• _Required task_:
Reproduce all of the listing below without alteration.

• _Dataset items_:

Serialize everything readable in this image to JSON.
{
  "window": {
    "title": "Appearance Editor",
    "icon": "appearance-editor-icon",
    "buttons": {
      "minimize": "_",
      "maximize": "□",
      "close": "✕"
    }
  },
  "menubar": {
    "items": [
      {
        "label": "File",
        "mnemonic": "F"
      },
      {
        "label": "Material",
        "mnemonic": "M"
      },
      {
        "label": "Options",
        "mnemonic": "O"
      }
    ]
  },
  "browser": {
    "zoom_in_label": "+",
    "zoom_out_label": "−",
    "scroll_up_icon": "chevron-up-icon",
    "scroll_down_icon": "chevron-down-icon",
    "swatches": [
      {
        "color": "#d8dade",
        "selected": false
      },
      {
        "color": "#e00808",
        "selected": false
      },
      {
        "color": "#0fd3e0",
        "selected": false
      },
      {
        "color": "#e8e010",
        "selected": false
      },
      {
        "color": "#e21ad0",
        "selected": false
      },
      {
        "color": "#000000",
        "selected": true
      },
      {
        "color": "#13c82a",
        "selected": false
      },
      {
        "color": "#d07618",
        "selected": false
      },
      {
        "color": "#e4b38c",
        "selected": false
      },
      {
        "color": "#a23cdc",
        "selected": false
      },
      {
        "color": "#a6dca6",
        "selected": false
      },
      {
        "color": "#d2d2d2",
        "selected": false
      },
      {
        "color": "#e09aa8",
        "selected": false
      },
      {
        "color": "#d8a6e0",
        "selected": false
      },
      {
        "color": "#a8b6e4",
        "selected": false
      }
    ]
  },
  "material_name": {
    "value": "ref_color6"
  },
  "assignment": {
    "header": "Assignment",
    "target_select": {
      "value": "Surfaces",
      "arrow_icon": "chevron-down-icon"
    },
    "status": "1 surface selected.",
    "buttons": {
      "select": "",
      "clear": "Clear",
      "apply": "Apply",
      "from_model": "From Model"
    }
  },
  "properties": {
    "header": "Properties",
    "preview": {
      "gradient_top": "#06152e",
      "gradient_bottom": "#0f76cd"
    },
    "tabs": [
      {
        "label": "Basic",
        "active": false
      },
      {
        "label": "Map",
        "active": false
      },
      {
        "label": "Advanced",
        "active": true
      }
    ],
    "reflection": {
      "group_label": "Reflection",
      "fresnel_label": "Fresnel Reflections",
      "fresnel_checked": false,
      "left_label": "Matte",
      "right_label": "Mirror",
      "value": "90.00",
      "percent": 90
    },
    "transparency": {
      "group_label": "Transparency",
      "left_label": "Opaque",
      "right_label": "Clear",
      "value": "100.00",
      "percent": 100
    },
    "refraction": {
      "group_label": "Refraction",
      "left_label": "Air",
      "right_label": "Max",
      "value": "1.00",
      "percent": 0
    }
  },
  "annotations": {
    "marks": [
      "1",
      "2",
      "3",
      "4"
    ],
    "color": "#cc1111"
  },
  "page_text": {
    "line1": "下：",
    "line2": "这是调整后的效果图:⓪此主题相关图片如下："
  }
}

• _Solution for this problem_:
Serialize everything readable in this image to JSON.
{
  "window": {
    "title": "Appearance Editor",
    "icon": "appearance-editor-icon",
    "buttons": {
      "minimize": "_",
      "maximize": "□",
      "close": "✕"
    }
  },
  "menubar": {
    "items": [
      {
        "label": "File",
        "mnemonic": "F"
      },
      {
        "label": "Material",
        "mnemonic": "M"
      },
      {
        "label": "Options",
        "mnemonic": "O"
      }
    ]
  },
  "browser": {
    "zoom_in_label": "+",
    "zoom_out_label": "−",
    "scroll_up_icon": "chevron-up-icon",
    "scroll_down_icon": "chevron-down-icon",
    "swatches": [
      {
        "color": "#d8dade",
        "selected": false
      },
      {
        "color": "#e00808",
        "selected": false
      },
      {
        "color": "#0fd3e0",
        "selected": false
      },
      {
        "color": "#e8e010",
        "selected": false
      },
      {
        "color": "#e21ad0",
        "selected": false
      },
      {
        "color": "#000000",
        "selected": true
      },
      {
        "color": "#13c82a",
        "selected": false
      },
      {
        "color": "#d07618",
        "selected": false
      },
      {
        "color": "#e4b38c",
        "selected": false
      },
      {
        "color": "#a23cdc",
        "selected": false
      },
      {
        "color": "#a6dca6",
        "selected": false
      },
      {
        "color": "#d2d2d2",
        "selected": false
      },
      {
        "color": "#e09aa8",
        "selected": false
      },
      {
        "color": "#d8a6e0",
        "selected": false
      },
      {
        "color": "#a8b6e4",
        "selected": false
      }
    ]
  },
  "material_name": {
    "value": "ref_color6"
  },
  "assignment": {
    "header": "Assignment",
    "target_select": {
      "value": "Surfaces",
      "arrow_icon": "chevron-down-icon"
    },
    "status": "1 surface selected.",
    "buttons": {
      "select": "",
      "clear": "Clear",
      "apply": "Apply",
      "from_model": "From Model"
    }
  },
  "properties": {
    "header": "Properties",
    "preview": {
      "gradient_top": "#06152e",
      "gradient_bottom": "#0f76cd"
    },
    "tabs": [
      {
        "label": "Basic",
        "active": false
      },
      {
        "label": "Map",
        "active": false
      },
      {
        "label": "Advanced",
        "active": true
      }
    ],
    "reflection": {
      "group_label": "Reflection",
      "fresnel_label": "Fresnel Reflections",
      "fresnel_checked": false,
      "left_label": "Matte",
      "right_label": "Mirror",
      "value": "90.00",
      "percent": 90
    },
    "transparency": {
      "group_label": "Transparency",
      "left_label": "Opaque",
      "right_label": "Clear",
      "value": "100.00",
      "percent": 100
    },
    "refraction": {
      "group_label": "Refraction",
      "left_label": "Air",
      "right_label": "Max",
      "value": "1.00",
      "percent": 0
    }
  },
  "annotations": {
    "marks": [
      "1",
      "2",
      "3",
      "4"
    ],
    "color": "#cc1111"
  },
  "page_text": {
    "line1": "下：",
    "line2": "这是调整后的效果图:⓪此主题相关图片如下："
  }
}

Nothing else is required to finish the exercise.